**Written instruction**
Going through the material below, please gather all lines with the word "Ofoliowana" in them.

(Extracted data entries)

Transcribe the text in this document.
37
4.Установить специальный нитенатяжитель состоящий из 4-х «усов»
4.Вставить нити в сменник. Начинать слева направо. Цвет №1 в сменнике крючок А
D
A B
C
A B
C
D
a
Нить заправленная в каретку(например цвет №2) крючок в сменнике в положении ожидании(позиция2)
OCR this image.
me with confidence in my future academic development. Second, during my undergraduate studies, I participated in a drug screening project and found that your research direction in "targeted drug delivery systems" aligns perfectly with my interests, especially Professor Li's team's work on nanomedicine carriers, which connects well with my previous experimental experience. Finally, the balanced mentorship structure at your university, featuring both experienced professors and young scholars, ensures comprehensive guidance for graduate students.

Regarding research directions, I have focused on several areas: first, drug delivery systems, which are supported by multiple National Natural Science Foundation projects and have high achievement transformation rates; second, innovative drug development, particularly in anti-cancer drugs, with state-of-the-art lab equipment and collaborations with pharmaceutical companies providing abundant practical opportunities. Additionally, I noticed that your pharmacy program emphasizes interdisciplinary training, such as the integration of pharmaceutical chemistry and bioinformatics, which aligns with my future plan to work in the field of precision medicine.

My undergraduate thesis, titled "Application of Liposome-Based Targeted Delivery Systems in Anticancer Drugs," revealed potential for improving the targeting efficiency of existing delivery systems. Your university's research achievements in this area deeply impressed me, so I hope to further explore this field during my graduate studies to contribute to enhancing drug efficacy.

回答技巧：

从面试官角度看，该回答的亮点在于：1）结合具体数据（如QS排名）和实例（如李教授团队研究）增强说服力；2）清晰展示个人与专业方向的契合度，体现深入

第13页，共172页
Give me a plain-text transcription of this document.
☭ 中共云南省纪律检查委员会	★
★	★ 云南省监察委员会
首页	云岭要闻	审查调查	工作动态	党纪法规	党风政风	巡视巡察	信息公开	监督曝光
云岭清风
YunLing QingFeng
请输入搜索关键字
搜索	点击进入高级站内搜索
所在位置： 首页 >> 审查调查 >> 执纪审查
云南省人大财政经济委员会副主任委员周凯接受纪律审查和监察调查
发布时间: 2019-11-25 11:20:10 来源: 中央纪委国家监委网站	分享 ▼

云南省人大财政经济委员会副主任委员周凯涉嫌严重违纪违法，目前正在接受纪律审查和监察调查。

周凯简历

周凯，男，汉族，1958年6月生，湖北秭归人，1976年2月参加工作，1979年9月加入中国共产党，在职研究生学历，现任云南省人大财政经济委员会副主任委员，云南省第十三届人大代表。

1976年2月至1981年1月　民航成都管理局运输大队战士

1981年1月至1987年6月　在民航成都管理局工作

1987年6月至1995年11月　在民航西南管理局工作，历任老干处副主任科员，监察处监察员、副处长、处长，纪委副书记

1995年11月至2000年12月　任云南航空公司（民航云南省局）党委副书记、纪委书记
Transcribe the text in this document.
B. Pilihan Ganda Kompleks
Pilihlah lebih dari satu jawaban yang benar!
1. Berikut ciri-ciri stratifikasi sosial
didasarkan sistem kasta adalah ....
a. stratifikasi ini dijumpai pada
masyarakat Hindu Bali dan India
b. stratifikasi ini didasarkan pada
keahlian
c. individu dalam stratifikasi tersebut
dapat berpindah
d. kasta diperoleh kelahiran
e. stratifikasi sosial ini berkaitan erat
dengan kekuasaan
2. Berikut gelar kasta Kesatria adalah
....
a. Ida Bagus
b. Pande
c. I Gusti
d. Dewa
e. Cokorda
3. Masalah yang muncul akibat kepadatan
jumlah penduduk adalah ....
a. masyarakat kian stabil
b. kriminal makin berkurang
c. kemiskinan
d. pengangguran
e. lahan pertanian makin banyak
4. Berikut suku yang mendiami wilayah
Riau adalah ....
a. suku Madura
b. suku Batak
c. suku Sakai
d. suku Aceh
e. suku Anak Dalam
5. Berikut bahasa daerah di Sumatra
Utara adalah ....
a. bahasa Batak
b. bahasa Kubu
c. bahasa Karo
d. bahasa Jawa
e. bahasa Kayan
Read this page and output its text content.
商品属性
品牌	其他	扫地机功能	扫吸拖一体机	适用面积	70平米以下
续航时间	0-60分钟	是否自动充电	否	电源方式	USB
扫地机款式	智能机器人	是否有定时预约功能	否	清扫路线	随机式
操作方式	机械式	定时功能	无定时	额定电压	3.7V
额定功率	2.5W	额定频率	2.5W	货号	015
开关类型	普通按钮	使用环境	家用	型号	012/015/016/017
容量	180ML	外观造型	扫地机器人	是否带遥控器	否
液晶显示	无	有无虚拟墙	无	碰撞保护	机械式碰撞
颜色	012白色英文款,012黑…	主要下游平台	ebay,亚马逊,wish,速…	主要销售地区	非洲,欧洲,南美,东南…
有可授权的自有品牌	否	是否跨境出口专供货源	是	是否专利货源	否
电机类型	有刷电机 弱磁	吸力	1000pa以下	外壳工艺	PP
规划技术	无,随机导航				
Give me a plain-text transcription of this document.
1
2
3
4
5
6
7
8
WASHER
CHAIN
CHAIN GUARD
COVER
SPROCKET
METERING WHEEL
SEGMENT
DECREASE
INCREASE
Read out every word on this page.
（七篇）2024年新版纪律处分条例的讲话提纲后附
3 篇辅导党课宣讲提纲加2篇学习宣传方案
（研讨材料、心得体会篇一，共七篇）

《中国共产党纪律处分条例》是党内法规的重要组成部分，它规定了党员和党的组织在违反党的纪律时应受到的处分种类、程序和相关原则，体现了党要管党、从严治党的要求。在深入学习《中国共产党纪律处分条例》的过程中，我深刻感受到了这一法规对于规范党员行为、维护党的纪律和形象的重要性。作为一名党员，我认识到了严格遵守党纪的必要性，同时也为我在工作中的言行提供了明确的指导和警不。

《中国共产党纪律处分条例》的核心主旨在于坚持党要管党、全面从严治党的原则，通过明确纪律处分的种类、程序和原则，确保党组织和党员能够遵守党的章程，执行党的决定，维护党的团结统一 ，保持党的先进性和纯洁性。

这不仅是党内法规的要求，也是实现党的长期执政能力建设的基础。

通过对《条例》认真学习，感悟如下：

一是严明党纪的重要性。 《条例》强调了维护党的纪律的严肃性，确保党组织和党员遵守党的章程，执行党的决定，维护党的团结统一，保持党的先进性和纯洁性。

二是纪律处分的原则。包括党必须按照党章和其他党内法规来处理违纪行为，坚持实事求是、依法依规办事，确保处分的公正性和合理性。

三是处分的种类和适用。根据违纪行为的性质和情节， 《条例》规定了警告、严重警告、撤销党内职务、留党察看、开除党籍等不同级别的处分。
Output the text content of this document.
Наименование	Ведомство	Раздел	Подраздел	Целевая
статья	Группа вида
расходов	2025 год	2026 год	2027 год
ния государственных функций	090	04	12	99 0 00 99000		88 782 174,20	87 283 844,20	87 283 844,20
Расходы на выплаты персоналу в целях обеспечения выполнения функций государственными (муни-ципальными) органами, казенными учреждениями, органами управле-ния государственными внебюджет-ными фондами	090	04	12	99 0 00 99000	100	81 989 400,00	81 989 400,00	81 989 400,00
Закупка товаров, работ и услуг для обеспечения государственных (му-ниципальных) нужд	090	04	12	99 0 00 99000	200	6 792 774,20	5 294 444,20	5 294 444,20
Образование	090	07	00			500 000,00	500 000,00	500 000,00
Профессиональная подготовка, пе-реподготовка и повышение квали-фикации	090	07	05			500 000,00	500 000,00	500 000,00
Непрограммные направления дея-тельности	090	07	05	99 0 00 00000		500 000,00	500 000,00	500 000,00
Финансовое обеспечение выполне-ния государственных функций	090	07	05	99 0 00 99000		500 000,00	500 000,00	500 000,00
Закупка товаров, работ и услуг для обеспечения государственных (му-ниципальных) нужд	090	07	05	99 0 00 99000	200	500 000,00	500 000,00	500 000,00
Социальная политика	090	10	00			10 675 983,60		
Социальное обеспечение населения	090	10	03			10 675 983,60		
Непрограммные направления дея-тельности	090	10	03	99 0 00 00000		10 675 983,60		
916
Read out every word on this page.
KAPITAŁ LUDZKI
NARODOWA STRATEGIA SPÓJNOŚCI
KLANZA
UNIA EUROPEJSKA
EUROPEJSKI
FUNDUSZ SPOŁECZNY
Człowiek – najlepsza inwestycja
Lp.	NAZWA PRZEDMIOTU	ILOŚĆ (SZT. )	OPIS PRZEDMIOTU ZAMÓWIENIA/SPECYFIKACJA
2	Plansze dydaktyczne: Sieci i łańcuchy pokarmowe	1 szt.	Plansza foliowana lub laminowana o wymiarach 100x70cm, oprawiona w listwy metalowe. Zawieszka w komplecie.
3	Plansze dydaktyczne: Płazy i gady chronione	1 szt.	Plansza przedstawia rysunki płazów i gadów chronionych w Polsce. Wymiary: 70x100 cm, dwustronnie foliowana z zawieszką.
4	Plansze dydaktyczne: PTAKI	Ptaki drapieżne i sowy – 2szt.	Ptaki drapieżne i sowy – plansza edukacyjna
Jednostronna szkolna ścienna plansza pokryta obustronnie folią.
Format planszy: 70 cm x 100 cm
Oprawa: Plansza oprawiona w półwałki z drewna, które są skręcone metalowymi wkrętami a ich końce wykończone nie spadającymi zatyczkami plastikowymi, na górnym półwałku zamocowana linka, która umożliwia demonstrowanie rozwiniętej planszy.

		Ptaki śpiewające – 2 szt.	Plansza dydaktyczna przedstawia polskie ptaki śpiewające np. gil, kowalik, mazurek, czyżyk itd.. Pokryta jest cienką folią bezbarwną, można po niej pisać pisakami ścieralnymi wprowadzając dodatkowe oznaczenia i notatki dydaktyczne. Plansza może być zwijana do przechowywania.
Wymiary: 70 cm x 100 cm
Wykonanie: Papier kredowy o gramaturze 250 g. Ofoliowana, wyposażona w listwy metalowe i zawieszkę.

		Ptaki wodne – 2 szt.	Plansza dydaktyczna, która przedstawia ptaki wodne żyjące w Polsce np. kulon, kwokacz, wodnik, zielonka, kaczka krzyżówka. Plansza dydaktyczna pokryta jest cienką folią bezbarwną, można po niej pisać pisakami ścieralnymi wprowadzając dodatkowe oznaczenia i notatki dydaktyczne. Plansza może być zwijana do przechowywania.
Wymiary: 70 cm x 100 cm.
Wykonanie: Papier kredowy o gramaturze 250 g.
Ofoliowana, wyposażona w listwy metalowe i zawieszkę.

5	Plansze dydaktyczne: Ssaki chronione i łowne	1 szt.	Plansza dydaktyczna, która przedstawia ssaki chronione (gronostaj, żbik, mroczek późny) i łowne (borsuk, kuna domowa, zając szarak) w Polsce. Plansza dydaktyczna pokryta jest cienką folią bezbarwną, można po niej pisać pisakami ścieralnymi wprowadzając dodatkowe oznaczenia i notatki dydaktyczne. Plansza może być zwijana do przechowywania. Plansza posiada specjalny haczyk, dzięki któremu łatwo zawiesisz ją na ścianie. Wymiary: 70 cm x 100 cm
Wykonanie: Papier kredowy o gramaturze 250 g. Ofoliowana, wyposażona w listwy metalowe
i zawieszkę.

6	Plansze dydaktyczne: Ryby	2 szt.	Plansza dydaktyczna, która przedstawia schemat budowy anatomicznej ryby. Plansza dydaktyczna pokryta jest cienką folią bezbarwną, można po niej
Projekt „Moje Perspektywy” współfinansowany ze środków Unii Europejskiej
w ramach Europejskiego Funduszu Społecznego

**Task answer**
Wykonanie: Papier kredowy o gramaturze 250 g. Ofoliowana, wyposażona w listwy metalowe i zawieszkę.
Ofoliowana, wyposażona w listwy metalowe i zawieszkę.
Wykonanie: Papier kredowy o gramaturze 250 g. Ofoliowana, wyposażona w listwy metalowe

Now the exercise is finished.